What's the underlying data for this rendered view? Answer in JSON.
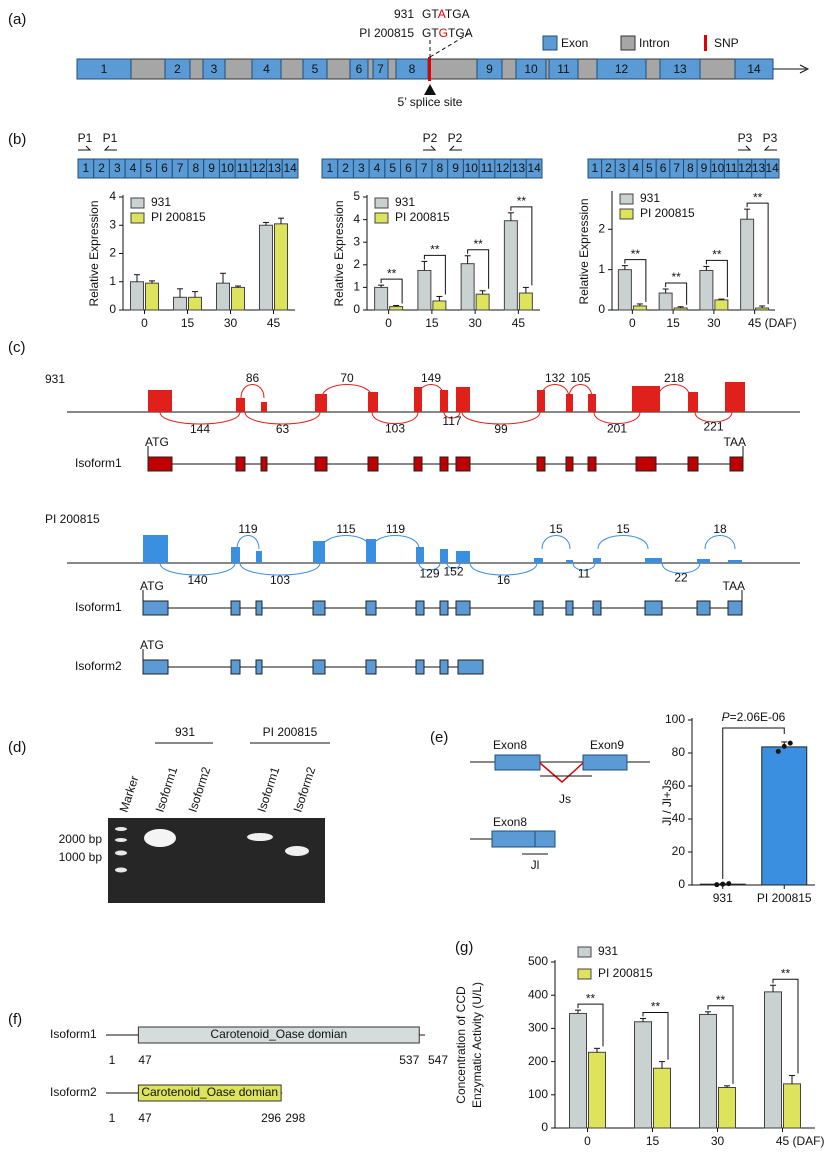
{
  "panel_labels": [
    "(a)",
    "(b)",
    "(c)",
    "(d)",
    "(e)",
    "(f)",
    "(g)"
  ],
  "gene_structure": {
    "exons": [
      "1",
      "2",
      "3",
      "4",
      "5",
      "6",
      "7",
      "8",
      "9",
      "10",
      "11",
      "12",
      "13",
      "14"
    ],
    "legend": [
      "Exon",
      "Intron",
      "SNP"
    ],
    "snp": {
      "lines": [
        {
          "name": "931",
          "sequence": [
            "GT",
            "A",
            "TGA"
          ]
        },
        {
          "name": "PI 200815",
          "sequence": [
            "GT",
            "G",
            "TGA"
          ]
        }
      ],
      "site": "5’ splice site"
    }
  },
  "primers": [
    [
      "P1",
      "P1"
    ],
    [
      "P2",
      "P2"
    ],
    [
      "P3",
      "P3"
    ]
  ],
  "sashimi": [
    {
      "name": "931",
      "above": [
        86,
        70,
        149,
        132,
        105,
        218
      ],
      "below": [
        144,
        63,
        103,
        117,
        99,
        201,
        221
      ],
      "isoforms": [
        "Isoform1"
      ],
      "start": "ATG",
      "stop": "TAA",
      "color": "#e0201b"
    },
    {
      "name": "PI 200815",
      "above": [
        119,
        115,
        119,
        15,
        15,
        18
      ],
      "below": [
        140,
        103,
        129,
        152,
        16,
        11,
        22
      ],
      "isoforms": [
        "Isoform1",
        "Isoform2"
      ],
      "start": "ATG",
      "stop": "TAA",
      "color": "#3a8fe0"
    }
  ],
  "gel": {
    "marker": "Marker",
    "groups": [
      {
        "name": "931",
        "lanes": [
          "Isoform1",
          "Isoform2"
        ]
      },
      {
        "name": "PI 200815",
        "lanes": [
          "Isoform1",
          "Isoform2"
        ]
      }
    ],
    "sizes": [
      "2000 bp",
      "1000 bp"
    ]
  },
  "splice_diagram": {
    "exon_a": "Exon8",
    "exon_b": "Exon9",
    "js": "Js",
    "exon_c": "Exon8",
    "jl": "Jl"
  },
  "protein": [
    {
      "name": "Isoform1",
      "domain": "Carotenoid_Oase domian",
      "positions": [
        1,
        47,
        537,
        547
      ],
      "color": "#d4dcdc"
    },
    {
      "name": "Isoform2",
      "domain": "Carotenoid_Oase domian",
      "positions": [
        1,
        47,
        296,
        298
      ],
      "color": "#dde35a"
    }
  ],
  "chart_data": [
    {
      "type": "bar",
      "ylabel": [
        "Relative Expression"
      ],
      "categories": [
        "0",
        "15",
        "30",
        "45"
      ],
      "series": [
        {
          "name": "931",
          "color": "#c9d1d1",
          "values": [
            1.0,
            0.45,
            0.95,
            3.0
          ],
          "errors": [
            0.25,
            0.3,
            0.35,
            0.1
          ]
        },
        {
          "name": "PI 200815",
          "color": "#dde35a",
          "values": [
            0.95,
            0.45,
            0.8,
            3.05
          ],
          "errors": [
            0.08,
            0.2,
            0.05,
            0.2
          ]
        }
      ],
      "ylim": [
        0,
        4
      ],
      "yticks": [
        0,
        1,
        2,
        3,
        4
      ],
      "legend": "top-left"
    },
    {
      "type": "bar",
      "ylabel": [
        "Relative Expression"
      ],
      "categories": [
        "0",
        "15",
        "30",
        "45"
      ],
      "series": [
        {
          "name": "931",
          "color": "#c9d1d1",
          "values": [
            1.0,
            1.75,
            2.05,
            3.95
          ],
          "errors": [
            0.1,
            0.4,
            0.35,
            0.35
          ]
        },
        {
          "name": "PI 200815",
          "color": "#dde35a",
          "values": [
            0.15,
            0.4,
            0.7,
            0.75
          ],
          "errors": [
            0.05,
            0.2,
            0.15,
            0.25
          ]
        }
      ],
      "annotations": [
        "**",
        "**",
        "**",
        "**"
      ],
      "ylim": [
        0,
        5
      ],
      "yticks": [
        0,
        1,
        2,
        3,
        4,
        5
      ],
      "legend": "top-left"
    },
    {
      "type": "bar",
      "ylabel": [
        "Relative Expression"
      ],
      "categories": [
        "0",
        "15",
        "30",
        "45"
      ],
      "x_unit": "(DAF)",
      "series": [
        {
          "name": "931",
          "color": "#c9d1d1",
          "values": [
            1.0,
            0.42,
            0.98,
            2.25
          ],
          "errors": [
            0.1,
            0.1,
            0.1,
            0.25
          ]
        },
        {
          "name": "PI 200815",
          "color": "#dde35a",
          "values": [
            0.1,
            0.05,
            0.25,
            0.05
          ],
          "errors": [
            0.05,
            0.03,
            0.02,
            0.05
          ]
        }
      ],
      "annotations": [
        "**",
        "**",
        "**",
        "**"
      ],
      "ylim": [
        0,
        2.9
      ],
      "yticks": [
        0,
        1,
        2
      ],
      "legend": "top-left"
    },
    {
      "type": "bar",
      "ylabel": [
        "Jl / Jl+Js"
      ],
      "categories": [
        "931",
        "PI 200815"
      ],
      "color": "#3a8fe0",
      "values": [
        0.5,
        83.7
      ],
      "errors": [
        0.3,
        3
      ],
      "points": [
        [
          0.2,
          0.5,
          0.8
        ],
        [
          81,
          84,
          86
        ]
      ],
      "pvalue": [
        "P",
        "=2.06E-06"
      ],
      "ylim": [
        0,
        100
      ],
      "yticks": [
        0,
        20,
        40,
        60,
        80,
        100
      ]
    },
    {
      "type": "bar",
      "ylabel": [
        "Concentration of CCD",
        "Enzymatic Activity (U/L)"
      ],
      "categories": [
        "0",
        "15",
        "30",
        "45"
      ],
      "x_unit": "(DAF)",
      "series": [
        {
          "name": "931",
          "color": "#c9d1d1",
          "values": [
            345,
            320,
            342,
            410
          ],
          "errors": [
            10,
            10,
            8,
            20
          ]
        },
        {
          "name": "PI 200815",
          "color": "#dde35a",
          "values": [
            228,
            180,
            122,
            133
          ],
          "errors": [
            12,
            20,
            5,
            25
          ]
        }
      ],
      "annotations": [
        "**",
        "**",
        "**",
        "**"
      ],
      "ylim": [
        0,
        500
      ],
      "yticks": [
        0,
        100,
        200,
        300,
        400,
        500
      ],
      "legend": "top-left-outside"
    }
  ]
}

=== Problem to work on ===
Everything in the listing must be restated word for word, except for the pictures.

=== Output for this exercise ===
What's the underlying data for this rendered view? Answer in JSON.
{
  "panel_labels": [
    "(a)",
    "(b)",
    "(c)",
    "(d)",
    "(e)",
    "(f)",
    "(g)"
  ],
  "gene_structure": {
    "exons": [
      "1",
      "2",
      "3",
      "4",
      "5",
      "6",
      "7",
      "8",
      "9",
      "10",
      "11",
      "12",
      "13",
      "14"
    ],
    "legend": [
      "Exon",
      "Intron",
      "SNP"
    ],
    "snp": {
      "lines": [
        {
          "name": "931",
          "sequence": [
            "GT",
            "A",
            "TGA"
          ]
        },
        {
          "name": "PI 200815",
          "sequence": [
            "GT",
            "G",
            "TGA"
          ]
        }
      ],
      "site": "5’ splice site"
    }
  },
  "primers": [
    [
      "P1",
      "P1"
    ],
    [
      "P2",
      "P2"
    ],
    [
      "P3",
      "P3"
    ]
  ],
  "sashimi": [
    {
      "name": "931",
      "above": [
        86,
        70,
        149,
        132,
        105,
        218
      ],
      "below": [
        144,
        63,
        103,
        117,
        99,
        201,
        221
      ],
      "isoforms": [
        "Isoform1"
      ],
      "start": "ATG",
      "stop": "TAA",
      "color": "#e0201b"
    },
    {
      "name": "PI 200815",
      "above": [
        119,
        115,
        119,
        15,
        15,
        18
      ],
      "below": [
        140,
        103,
        129,
        152,
        16,
        11,
        22
      ],
      "isoforms": [
        "Isoform1",
        "Isoform2"
      ],
      "start": "ATG",
      "stop": "TAA",
      "color": "#3a8fe0"
    }
  ],
  "gel": {
    "marker": "Marker",
    "groups": [
      {
        "name": "931",
        "lanes": [
          "Isoform1",
          "Isoform2"
        ]
      },
      {
        "name": "PI 200815",
        "lanes": [
          "Isoform1",
          "Isoform2"
        ]
      }
    ],
    "sizes": [
      "2000 bp",
      "1000 bp"
    ]
  },
  "splice_diagram": {
    "exon_a": "Exon8",
    "exon_b": "Exon9",
    "js": "Js",
    "exon_c": "Exon8",
    "jl": "Jl"
  },
  "protein": [
    {
      "name": "Isoform1",
      "domain": "Carotenoid_Oase domian",
      "positions": [
        1,
        47,
        537,
        547
      ],
      "color": "#d4dcdc"
    },
    {
      "name": "Isoform2",
      "domain": "Carotenoid_Oase domian",
      "positions": [
        1,
        47,
        296,
        298
      ],
      "color": "#dde35a"
    }
  ],
  "chart_data": [
    {
      "type": "bar",
      "ylabel": [
        "Relative Expression"
      ],
      "categories": [
        "0",
        "15",
        "30",
        "45"
      ],
      "series": [
        {
          "name": "931",
          "color": "#c9d1d1",
          "values": [
            1.0,
            0.45,
            0.95,
            3.0
          ],
          "errors": [
            0.25,
            0.3,
            0.35,
            0.1
          ]
        },
        {
          "name": "PI 200815",
          "color": "#dde35a",
          "values": [
            0.95,
            0.45,
            0.8,
            3.05
          ],
          "errors": [
            0.08,
            0.2,
            0.05,
            0.2
          ]
        }
      ],
      "ylim": [
        0,
        4
      ],
      "yticks": [
        0,
        1,
        2,
        3,
        4
      ],
      "legend": "top-left"
    },
    {
      "type": "bar",
      "ylabel": [
        "Relative Expression"
      ],
      "categories": [
        "0",
        "15",
        "30",
        "45"
      ],
      "series": [
        {
          "name": "931",
          "color": "#c9d1d1",
          "values": [
            1.0,
            1.75,
            2.05,
            3.95
          ],
          "errors": [
            0.1,
            0.4,
            0.35,
            0.35
          ]
        },
        {
          "name": "PI 200815",
          "color": "#dde35a",
          "values": [
            0.15,
            0.4,
            0.7,
            0.75
          ],
          "errors": [
            0.05,
            0.2,
            0.15,
            0.25
          ]
        }
      ],
      "annotations": [
        "**",
        "**",
        "**",
        "**"
      ],
      "ylim": [
        0,
        5
      ],
      "yticks": [
        0,
        1,
        2,
        3,
        4,
        5
      ],
      "legend": "top-left"
    },
    {
      "type": "bar",
      "ylabel": [
        "Relative Expression"
      ],
      "categories": [
        "0",
        "15",
        "30",
        "45"
      ],
      "x_unit": "(DAF)",
      "series": [
        {
          "name": "931",
          "color": "#c9d1d1",
          "values": [
            1.0,
            0.42,
            0.98,
            2.25
          ],
          "errors": [
            0.1,
            0.1,
            0.1,
            0.25
          ]
        },
        {
          "name": "PI 200815",
          "color": "#dde35a",
          "values": [
            0.1,
            0.05,
            0.25,
            0.05
          ],
          "errors": [
            0.05,
            0.03,
            0.02,
            0.05
          ]
        }
      ],
      "annotations": [
        "**",
        "**",
        "**",
        "**"
      ],
      "ylim": [
        0,
        2.9
      ],
      "yticks": [
        0,
        1,
        2
      ],
      "legend": "top-left"
    },
    {
      "type": "bar",
      "ylabel": [
        "Jl / Jl+Js"
      ],
      "categories": [
        "931",
        "PI 200815"
      ],
      "color": "#3a8fe0",
      "values": [
        0.5,
        83.7
      ],
      "errors": [
        0.3,
        3
      ],
      "points": [
        [
          0.2,
          0.5,
          0.8
        ],
        [
          81,
          84,
          86
        ]
      ],
      "pvalue": [
        "P",
        "=2.06E-06"
      ],
      "ylim": [
        0,
        100
      ],
      "yticks": [
        0,
        20,
        40,
        60,
        80,
        100
      ]
    },
    {
      "type": "bar",
      "ylabel": [
        "Concentration of CCD",
        "Enzymatic Activity (U/L)"
      ],
      "categories": [
        "0",
        "15",
        "30",
        "45"
      ],
      "x_unit": "(DAF)",
      "series": [
        {
          "name": "931",
          "color": "#c9d1d1",
          "values": [
            345,
            320,
            342,
            410
          ],
          "errors": [
            10,
            10,
            8,
            20
          ]
        },
        {
          "name": "PI 200815",
          "color": "#dde35a",
          "values": [
            228,
            180,
            122,
            133
          ],
          "errors": [
            12,
            20,
            5,
            25
          ]
        }
      ],
      "annotations": [
        "**",
        "**",
        "**",
        "**"
      ],
      "ylim": [
        0,
        500
      ],
      "yticks": [
        0,
        100,
        200,
        300,
        400,
        500
      ],
      "legend": "top-left-outside"
    }
  ]
}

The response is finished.